>> BEGIN DATA SHOWN

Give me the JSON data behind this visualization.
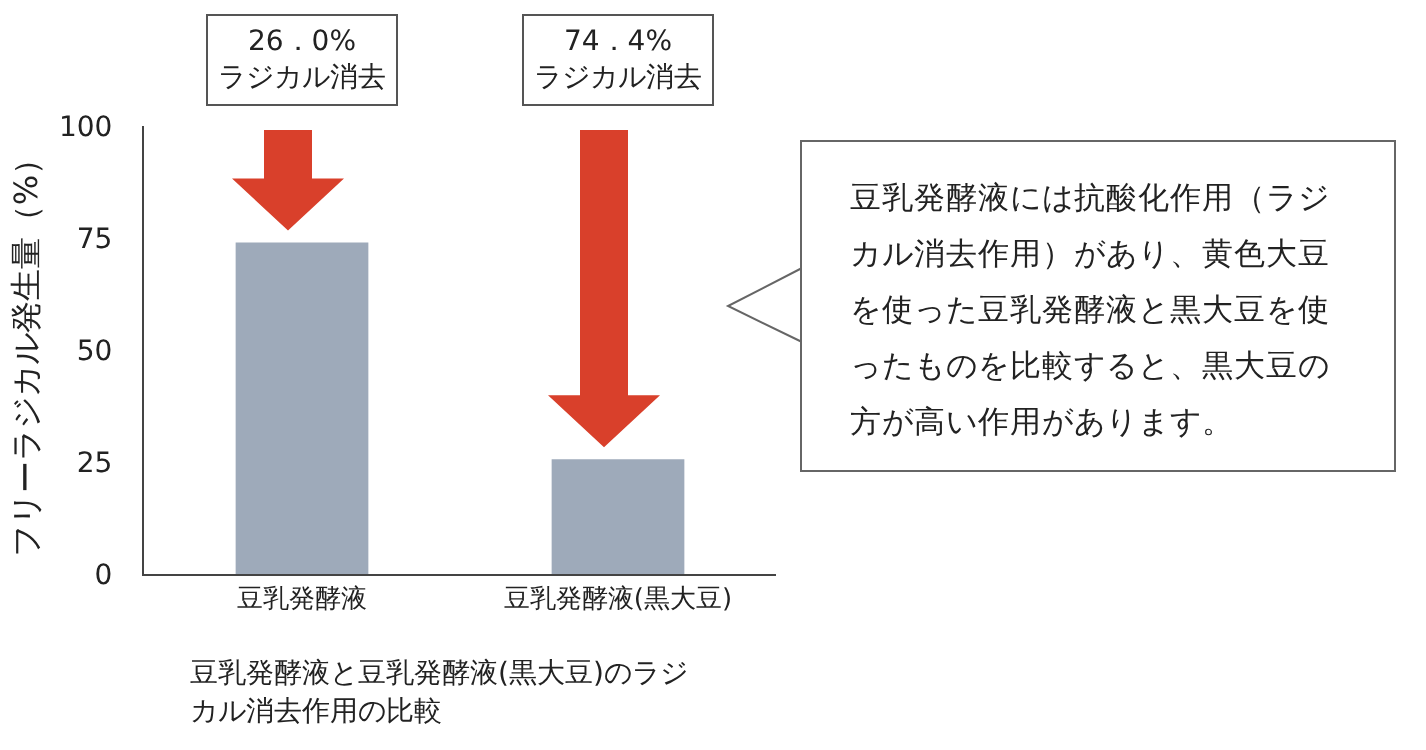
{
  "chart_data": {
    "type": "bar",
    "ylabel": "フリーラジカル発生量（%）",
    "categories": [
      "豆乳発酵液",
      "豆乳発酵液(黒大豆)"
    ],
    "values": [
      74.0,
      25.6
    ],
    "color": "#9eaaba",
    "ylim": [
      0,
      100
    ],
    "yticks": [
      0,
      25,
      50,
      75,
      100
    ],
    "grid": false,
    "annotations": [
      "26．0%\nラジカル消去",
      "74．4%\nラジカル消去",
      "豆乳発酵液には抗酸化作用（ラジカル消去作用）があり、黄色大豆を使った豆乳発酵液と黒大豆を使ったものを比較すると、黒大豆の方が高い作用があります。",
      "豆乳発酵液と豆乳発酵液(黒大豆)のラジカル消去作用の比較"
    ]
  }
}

>> END DATA SHOWN
>> BEGIN DATA SHOWN

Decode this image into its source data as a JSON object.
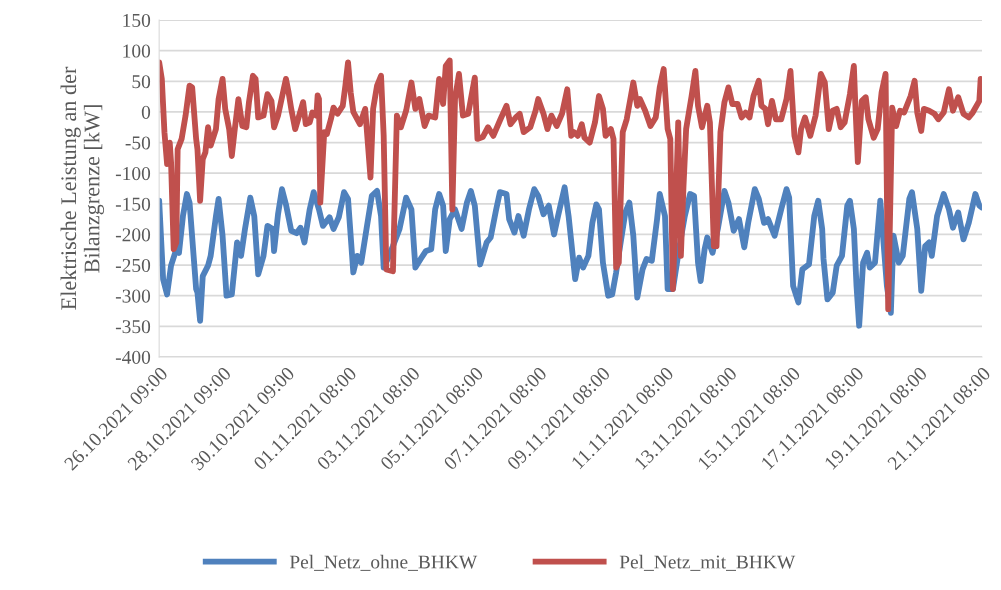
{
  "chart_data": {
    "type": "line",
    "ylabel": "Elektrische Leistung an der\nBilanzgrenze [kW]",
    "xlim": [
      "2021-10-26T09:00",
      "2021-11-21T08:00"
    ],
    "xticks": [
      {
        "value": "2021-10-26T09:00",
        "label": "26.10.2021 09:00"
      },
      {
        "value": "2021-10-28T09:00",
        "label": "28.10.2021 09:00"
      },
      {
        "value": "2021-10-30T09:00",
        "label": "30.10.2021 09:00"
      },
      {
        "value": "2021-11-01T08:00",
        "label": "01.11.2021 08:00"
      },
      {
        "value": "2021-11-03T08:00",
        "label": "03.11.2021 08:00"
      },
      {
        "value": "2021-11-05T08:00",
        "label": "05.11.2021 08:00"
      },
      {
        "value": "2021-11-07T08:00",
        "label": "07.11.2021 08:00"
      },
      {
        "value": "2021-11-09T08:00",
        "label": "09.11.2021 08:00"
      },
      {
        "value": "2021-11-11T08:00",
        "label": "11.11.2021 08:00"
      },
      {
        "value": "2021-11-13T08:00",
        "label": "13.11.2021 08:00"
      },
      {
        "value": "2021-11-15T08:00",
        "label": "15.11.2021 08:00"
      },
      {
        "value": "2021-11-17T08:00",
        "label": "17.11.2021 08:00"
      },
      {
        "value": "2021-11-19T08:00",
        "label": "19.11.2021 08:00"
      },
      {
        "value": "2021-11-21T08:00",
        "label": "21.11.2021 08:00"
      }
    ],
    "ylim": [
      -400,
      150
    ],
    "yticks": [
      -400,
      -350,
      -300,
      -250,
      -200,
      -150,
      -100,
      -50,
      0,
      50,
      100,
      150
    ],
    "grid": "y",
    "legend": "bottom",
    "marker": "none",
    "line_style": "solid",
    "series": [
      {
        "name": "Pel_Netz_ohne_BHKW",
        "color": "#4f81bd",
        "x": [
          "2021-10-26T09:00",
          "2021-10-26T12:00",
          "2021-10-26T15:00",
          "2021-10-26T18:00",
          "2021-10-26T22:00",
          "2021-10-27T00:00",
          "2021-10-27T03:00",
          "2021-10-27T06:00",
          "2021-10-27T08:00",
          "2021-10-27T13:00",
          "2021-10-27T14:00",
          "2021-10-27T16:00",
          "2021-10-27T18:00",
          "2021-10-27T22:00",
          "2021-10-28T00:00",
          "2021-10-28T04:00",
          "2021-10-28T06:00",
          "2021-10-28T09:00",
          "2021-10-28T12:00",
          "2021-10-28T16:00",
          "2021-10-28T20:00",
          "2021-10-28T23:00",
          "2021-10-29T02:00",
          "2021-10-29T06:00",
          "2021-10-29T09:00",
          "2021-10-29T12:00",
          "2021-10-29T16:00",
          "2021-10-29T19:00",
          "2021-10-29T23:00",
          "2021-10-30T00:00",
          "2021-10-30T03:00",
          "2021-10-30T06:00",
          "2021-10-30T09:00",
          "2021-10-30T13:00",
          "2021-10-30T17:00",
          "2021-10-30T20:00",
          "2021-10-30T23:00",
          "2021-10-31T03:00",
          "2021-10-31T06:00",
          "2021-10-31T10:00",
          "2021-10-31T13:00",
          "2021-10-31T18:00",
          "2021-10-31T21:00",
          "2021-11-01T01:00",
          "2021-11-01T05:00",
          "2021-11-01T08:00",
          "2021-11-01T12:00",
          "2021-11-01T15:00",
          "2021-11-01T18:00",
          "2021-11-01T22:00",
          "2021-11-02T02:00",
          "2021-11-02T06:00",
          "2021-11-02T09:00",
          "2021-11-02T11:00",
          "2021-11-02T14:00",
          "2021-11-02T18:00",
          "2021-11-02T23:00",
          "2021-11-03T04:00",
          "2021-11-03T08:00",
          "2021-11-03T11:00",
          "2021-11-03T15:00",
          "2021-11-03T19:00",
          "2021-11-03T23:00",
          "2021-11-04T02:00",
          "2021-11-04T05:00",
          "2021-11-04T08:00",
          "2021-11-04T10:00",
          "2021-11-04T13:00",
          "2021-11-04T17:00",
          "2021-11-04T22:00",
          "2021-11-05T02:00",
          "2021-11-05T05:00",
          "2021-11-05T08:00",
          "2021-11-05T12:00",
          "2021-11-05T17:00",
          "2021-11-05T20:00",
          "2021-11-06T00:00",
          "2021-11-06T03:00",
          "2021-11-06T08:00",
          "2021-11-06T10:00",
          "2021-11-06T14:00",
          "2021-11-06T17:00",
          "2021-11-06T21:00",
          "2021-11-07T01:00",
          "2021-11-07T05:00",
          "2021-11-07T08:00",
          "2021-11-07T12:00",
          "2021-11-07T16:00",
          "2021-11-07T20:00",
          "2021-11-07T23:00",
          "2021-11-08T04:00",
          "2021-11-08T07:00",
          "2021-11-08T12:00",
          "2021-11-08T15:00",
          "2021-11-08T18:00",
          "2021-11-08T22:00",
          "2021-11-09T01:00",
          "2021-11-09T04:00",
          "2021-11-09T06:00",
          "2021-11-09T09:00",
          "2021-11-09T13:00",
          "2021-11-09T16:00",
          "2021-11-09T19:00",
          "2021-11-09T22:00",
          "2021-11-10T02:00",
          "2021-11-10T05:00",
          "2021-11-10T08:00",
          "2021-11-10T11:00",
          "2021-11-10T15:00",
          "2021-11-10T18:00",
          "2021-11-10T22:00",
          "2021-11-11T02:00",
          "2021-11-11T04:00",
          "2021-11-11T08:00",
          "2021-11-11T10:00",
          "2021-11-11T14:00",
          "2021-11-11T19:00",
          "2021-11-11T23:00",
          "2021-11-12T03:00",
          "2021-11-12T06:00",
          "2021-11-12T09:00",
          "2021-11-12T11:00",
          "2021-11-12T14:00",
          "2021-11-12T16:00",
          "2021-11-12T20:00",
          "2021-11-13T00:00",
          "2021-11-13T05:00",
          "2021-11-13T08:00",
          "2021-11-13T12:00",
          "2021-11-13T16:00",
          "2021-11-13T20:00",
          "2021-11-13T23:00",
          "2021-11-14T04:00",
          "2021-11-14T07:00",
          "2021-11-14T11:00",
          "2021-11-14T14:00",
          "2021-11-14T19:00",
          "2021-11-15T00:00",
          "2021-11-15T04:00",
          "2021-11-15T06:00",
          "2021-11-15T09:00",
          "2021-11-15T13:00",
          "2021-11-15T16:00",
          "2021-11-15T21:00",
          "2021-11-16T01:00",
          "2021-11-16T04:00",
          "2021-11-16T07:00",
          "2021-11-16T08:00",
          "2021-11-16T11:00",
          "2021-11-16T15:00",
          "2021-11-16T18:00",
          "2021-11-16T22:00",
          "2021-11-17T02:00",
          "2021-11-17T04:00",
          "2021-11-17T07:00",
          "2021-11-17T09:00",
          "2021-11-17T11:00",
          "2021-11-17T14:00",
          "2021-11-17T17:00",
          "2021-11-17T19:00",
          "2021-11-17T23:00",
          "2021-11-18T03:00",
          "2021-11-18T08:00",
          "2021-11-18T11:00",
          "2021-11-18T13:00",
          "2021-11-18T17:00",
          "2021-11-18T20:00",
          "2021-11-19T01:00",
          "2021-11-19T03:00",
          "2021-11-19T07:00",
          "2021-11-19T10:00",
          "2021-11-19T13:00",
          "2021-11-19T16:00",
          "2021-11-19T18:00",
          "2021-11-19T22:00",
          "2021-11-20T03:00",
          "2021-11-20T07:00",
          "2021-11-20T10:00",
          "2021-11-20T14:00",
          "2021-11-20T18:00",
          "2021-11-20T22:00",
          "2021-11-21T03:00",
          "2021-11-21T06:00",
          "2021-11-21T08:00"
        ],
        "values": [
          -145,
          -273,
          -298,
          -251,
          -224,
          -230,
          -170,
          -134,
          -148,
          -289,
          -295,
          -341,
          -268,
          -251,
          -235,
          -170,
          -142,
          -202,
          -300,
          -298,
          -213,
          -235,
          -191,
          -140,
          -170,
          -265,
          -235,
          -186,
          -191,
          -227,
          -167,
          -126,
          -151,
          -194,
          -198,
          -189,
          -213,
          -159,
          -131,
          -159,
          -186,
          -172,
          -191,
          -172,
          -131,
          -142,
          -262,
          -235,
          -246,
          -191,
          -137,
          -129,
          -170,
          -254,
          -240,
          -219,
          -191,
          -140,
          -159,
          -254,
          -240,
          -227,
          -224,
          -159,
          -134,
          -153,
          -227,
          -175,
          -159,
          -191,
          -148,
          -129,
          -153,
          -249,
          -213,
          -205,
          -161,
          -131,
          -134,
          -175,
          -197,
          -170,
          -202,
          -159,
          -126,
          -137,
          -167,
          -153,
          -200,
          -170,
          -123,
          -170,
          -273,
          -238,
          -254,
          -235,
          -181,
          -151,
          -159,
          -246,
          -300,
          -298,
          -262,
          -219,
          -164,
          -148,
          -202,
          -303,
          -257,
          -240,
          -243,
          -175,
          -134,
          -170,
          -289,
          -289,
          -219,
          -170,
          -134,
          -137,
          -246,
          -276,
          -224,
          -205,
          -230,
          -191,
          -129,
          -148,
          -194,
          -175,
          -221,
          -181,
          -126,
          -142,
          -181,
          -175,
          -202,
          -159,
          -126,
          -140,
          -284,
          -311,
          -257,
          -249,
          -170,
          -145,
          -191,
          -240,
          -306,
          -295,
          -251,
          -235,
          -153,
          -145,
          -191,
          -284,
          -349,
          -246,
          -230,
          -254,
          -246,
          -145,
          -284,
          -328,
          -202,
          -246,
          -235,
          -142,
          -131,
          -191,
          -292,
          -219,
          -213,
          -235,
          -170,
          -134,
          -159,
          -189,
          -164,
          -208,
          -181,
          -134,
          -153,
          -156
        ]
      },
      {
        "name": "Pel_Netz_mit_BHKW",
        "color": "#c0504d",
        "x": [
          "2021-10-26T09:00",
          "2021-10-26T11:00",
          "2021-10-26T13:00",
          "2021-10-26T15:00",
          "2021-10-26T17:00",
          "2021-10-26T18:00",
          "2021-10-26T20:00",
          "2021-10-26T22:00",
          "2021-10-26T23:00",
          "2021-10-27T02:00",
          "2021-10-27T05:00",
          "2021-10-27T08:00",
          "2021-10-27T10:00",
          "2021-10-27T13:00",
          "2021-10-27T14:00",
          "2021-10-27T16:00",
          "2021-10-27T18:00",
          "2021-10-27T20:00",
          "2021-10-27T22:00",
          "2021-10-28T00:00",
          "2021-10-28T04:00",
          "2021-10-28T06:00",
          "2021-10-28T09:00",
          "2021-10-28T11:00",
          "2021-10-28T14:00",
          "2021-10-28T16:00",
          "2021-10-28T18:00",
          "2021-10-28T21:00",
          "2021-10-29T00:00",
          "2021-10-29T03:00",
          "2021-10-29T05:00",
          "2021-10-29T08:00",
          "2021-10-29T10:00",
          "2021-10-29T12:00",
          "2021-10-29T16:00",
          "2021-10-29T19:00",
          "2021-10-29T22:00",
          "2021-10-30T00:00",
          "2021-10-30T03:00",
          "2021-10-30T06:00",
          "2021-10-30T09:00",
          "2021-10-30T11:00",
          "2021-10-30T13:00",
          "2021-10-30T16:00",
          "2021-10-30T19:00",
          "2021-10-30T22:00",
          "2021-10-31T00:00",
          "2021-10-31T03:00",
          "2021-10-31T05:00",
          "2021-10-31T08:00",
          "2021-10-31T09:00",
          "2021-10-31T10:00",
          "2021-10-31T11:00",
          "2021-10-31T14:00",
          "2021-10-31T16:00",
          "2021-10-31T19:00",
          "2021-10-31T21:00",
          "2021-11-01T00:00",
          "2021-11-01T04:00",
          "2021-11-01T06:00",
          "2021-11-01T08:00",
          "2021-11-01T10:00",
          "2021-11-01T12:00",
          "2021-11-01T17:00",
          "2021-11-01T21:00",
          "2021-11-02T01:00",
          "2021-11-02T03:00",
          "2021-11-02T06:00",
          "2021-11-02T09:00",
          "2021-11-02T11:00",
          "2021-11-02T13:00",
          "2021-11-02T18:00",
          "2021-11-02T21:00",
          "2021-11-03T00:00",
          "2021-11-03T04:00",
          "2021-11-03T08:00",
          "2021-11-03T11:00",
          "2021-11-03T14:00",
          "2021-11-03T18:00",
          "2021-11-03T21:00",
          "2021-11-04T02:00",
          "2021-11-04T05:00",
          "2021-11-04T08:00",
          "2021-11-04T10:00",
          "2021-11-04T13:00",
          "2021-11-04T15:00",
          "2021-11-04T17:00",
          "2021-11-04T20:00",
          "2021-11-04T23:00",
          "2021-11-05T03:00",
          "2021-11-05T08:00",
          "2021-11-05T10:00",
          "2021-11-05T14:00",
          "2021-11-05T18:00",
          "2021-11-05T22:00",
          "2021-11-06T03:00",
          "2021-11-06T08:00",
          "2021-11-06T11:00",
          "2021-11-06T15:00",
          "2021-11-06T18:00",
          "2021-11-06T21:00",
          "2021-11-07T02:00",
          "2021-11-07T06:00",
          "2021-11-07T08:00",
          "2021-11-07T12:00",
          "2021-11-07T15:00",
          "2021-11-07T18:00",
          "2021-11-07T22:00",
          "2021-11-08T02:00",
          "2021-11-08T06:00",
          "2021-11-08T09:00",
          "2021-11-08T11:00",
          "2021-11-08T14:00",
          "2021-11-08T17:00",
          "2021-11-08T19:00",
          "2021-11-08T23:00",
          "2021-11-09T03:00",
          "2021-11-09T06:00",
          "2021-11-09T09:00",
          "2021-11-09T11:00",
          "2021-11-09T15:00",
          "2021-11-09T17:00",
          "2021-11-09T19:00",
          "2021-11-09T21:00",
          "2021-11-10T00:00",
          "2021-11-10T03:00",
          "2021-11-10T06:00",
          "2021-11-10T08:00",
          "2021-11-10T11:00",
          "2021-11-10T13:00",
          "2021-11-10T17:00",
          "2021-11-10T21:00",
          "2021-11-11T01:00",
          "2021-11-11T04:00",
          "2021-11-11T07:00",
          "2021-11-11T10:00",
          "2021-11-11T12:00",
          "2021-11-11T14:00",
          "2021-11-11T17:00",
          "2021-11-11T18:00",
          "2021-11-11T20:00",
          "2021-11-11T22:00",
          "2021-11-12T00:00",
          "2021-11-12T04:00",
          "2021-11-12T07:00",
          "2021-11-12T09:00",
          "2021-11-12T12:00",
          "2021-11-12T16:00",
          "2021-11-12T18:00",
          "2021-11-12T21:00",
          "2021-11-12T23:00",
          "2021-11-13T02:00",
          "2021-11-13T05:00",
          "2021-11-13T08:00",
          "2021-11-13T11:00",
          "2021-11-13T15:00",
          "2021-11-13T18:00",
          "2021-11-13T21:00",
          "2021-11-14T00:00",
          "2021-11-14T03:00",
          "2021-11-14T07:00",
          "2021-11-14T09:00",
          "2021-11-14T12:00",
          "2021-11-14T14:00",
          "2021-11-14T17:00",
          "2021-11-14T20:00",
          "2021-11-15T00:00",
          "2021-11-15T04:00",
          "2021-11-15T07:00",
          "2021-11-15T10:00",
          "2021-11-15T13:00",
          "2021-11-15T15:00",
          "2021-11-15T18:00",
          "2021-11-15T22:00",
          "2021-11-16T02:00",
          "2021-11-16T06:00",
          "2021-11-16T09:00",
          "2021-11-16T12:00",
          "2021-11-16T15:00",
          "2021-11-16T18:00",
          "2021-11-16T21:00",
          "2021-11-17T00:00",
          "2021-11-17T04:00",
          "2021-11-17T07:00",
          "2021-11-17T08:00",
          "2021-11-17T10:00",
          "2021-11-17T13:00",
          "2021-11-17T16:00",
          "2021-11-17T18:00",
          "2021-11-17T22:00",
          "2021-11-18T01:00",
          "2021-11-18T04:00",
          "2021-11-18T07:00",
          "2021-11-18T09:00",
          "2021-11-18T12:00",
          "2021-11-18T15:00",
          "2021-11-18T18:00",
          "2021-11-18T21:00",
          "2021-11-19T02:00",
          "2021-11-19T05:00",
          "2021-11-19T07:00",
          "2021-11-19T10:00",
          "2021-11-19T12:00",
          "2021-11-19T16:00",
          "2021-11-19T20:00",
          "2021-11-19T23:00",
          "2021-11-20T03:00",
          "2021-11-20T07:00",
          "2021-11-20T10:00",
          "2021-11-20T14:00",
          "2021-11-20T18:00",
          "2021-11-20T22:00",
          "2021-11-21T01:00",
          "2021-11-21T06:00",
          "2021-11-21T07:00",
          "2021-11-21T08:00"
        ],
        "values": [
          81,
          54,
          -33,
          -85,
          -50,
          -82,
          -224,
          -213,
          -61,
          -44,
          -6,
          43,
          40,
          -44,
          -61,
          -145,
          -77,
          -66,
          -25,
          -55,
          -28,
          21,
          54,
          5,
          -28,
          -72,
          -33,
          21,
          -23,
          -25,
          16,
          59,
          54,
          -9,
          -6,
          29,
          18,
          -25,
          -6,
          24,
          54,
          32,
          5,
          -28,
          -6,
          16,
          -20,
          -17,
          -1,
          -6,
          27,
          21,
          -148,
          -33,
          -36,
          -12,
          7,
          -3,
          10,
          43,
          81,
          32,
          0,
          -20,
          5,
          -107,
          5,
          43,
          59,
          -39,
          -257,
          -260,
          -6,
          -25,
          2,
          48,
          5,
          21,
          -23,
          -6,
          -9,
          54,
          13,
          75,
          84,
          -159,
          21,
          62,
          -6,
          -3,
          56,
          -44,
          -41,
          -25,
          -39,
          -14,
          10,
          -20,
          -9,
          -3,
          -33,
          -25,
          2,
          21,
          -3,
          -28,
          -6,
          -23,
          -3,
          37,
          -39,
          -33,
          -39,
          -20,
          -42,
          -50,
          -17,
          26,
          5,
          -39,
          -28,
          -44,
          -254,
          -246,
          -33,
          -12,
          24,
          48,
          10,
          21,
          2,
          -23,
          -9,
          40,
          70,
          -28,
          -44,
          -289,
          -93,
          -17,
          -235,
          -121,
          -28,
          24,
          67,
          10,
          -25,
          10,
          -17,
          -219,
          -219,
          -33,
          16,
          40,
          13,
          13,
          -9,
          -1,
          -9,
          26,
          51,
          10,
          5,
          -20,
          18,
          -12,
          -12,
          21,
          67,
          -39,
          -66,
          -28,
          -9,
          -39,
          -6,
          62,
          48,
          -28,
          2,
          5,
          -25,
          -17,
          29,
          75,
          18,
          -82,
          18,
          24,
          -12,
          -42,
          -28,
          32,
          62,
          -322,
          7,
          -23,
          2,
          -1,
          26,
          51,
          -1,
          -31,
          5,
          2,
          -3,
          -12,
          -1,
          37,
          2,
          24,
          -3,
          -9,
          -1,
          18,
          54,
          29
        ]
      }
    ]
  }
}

>> END DATA SHOWN

* _TO BE DONE_
Count how many lines above contain the word "ylabel". Reply with the number alone.

* _OUTPUT_
2